YOUR OBJECTIVE
Repeat each record exactly. Any picture gets left out.

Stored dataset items
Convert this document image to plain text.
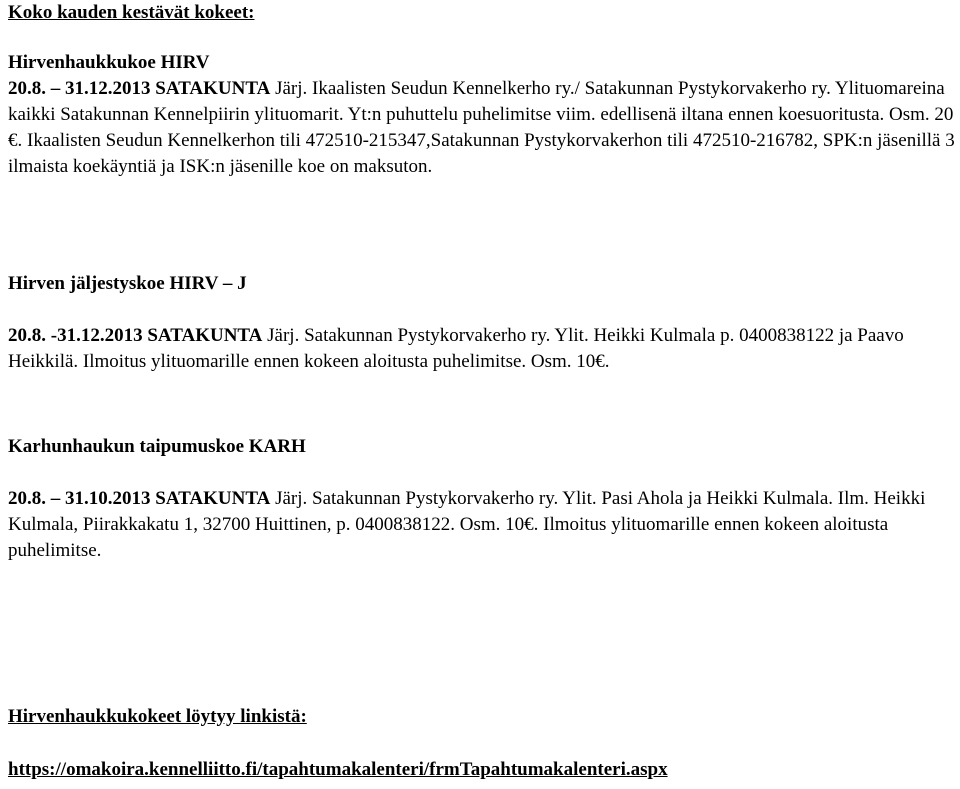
Koko kauden kestävät kokeet:
Hirvenhaukkukoe HIRV

20.8. – 31.12.2013 SATAKUNTA Järj. Ikaalisten Seudun Kennelkerho ry./ Satakunnan Pystykorvakerho ry. Ylituomareina kaikki Satakunnan Kennelpiirin ylituomarit. Yt:n puhuttelu puhelimitse viim. edellisenä iltana ennen koesuoritusta. Osm. 20 €. Ikaalisten Seudun Kennelkerhon tili 472510-215347,Satakunnan Pystykorvakerhon tili 472510-216782, SPK:n jäsenillä 3 ilmaista koekäyntiä ja ISK:n jäsenille koe on maksuton.

Hirven jäljestyskoe HIRV – J

20.8. -31.12.2013 SATAKUNTA Järj. Satakunnan Pystykorvakerho ry. Ylit. Heikki Kulmala p. 0400838122 ja Paavo Heikkilä. Ilmoitus ylituomarille ennen kokeen aloitusta puhelimitse. Osm. 10€.

Karhunhaukun taipumuskoe KARH

20.8. – 31.10.2013 SATAKUNTA Järj. Satakunnan Pystykorvakerho ry. Ylit. Pasi Ahola ja Heikki Kulmala. Ilm. Heikki Kulmala, Piirakkakatu 1, 32700 Huittinen, p. 0400838122. Osm. 10€. Ilmoitus ylituomarille ennen kokeen aloitusta puhelimitse.

Hirvenhaukkukokeet löytyy linkistä:
https://omakoira.kennelliitto.fi/tapahtumakalenteri/frmTapahtumakalenteri.aspx
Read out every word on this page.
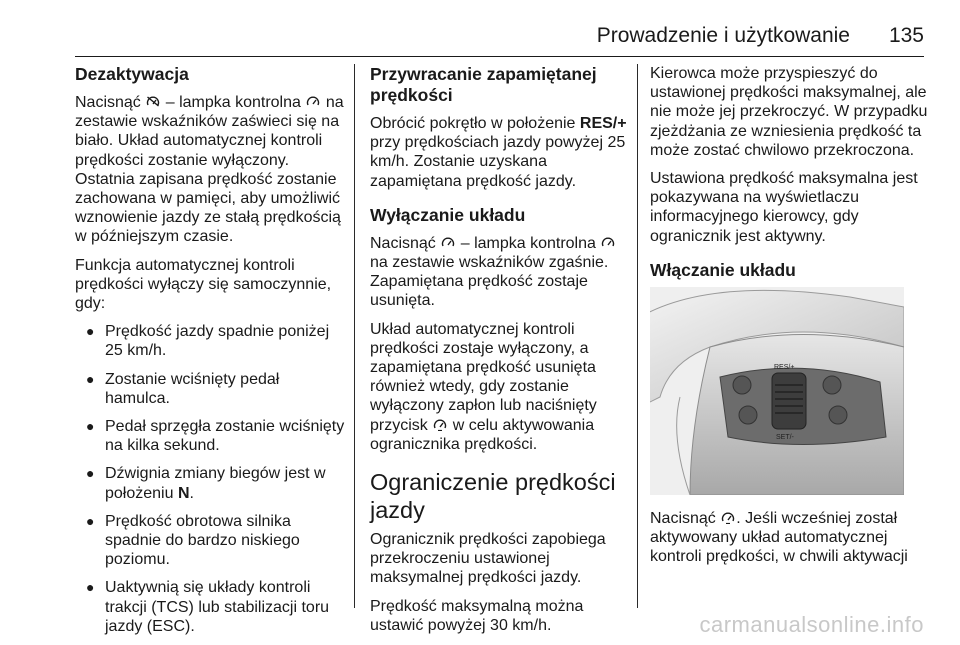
Prowadzenie i użytkowanie 135
Dezaktywacja

Nacisnąć
– lampka kontrolna
na zestawie wskaźników zaświeci się na biało. Układ automatycznej kontroli prędkości zostanie wyłączony. Ostatnia zapisana prędkość zostanie zachowana w pamięci, aby umożliwić wznowienie jazdy ze stałą prędkością w późniejszym czasie.

Funkcja automatycznej kontroli prędkości wyłączy się samoczynnie, gdy:

● Prędkość jazdy spadnie poniżej 25 km/h.
● Zostanie wciśnięty pedał hamulca.
● Pedał sprzęgła zostanie wciśnięty na kilka sekund.
● Dźwignia zmiany biegów jest w położeniu N.
● Prędkość obrotowa silnika spadnie do bardzo niskiego poziomu.
● Uaktywnią się układy kontroli trakcji (TCS) lub stabilizacji toru jazdy (ESC).
Przywracanie zapamiętanej prędkości

Obrócić pokrętło w położenie RES/+ przy prędkościach jazdy powyżej 25 km/h. Zostanie uzyskana zapamiętana prędkość jazdy.

Wyłączanie układu

Nacisnąć
– lampka kontrolna
na zestawie wskaźników zgaśnie. Zapamiętana prędkość zostaje usunięta.

Układ automatycznej kontroli prędkości zostaje wyłączony, a zapamiętana prędkość usunięta również wtedy, gdy zostanie wyłączony zapłon lub naciśnięty przycisk
w celu aktywowania ogranicznika prędkości.

Ograniczenie prędkości jazdy

Ogranicznik prędkości zapobiega przekroczeniu ustawionej maksymalnej prędkości jazdy.

Prędkość maksymalną można ustawić powyżej 30 km/h.

Kierowca może przyspieszyć do ustawionej prędkości maksymalnej, ale nie może jej przekroczyć. W przypadku zjeżdżania ze wzniesienia prędkość ta może zostać chwilowo przekroczona.

Ustawiona prędkość maksymalna jest pokazywana na wyświetlaczu informacyjnego kierowcy, gdy ogranicznik jest aktywny.

Włączanie układu
RES/+
SET/-

Nacisnąć . Jeśli wcześniej został aktywowany układ automatycznej kontroli prędkości, w chwili aktywacji

carmanualsonline.info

EXERCISE ANSWER
Convert this document image to plain text.
Koko kauden kestävät kokeet:
Hirvenhaukkukoe HIRV

20.8. – 31.12.2013 SATAKUNTA Järj. Ikaalisten Seudun Kennelkerho ry./ Satakunnan Pystykorvakerho ry. Ylituomareina kaikki Satakunnan Kennelpiirin ylituomarit. Yt:n puhuttelu puhelimitse viim. edellisenä iltana ennen koesuoritusta. Osm. 20 €. Ikaalisten Seudun Kennelkerhon tili 472510-215347,Satakunnan Pystykorvakerhon tili 472510-216782, SPK:n jäsenillä 3 ilmaista koekäyntiä ja ISK:n jäsenille koe on maksuton.

Hirven jäljestyskoe HIRV – J

20.8. -31.12.2013 SATAKUNTA Järj. Satakunnan Pystykorvakerho ry. Ylit. Heikki Kulmala p. 0400838122 ja Paavo Heikkilä. Ilmoitus ylituomarille ennen kokeen aloitusta puhelimitse. Osm. 10€.

Karhunhaukun taipumuskoe KARH

20.8. – 31.10.2013 SATAKUNTA Järj. Satakunnan Pystykorvakerho ry. Ylit. Pasi Ahola ja Heikki Kulmala. Ilm. Heikki Kulmala, Piirakkakatu 1, 32700 Huittinen, p. 0400838122. Osm. 10€. Ilmoitus ylituomarille ennen kokeen aloitusta puhelimitse.

Hirvenhaukkukokeet löytyy linkistä:
https://omakoira.kennelliitto.fi/tapahtumakalenteri/frmTapahtumakalenteri.aspx
Read out every word on this page.
Prowadzenie i użytkowanie 135
Dezaktywacja

Nacisnąć
– lampka kontrolna
na zestawie wskaźników zaświeci się na biało. Układ automatycznej kontroli prędkości zostanie wyłączony. Ostatnia zapisana prędkość zostanie zachowana w pamięci, aby umożliwić wznowienie jazdy ze stałą prędkością w późniejszym czasie.

Funkcja automatycznej kontroli prędkości wyłączy się samoczynnie, gdy:

● Prędkość jazdy spadnie poniżej 25 km/h.
● Zostanie wciśnięty pedał hamulca.
● Pedał sprzęgła zostanie wciśnięty na kilka sekund.
● Dźwignia zmiany biegów jest w położeniu N.
● Prędkość obrotowa silnika spadnie do bardzo niskiego poziomu.
● Uaktywnią się układy kontroli trakcji (TCS) lub stabilizacji toru jazdy (ESC).
Przywracanie zapamiętanej prędkości

Obrócić pokrętło w położenie RES/+ przy prędkościach jazdy powyżej 25 km/h. Zostanie uzyskana zapamiętana prędkość jazdy.

Wyłączanie układu

Nacisnąć
– lampka kontrolna
na zestawie wskaźników zgaśnie. Zapamiętana prędkość zostaje usunięta.

Układ automatycznej kontroli prędkości zostaje wyłączony, a zapamiętana prędkość usunięta również wtedy, gdy zostanie wyłączony zapłon lub naciśnięty przycisk
w celu aktywowania ogranicznika prędkości.

Ograniczenie prędkości jazdy

Ogranicznik prędkości zapobiega przekroczeniu ustawionej maksymalnej prędkości jazdy.

Prędkość maksymalną można ustawić powyżej 30 km/h.

Kierowca może przyspieszyć do ustawionej prędkości maksymalnej, ale nie może jej przekroczyć. W przypadku zjeżdżania ze wzniesienia prędkość ta może zostać chwilowo przekroczona.

Ustawiona prędkość maksymalna jest pokazywana na wyświetlaczu informacyjnego kierowcy, gdy ogranicznik jest aktywny.

Włączanie układu
RES/+
SET/-

Nacisnąć . Jeśli wcześniej został aktywowany układ automatycznej kontroli prędkości, w chwili aktywacji

carmanualsonline.info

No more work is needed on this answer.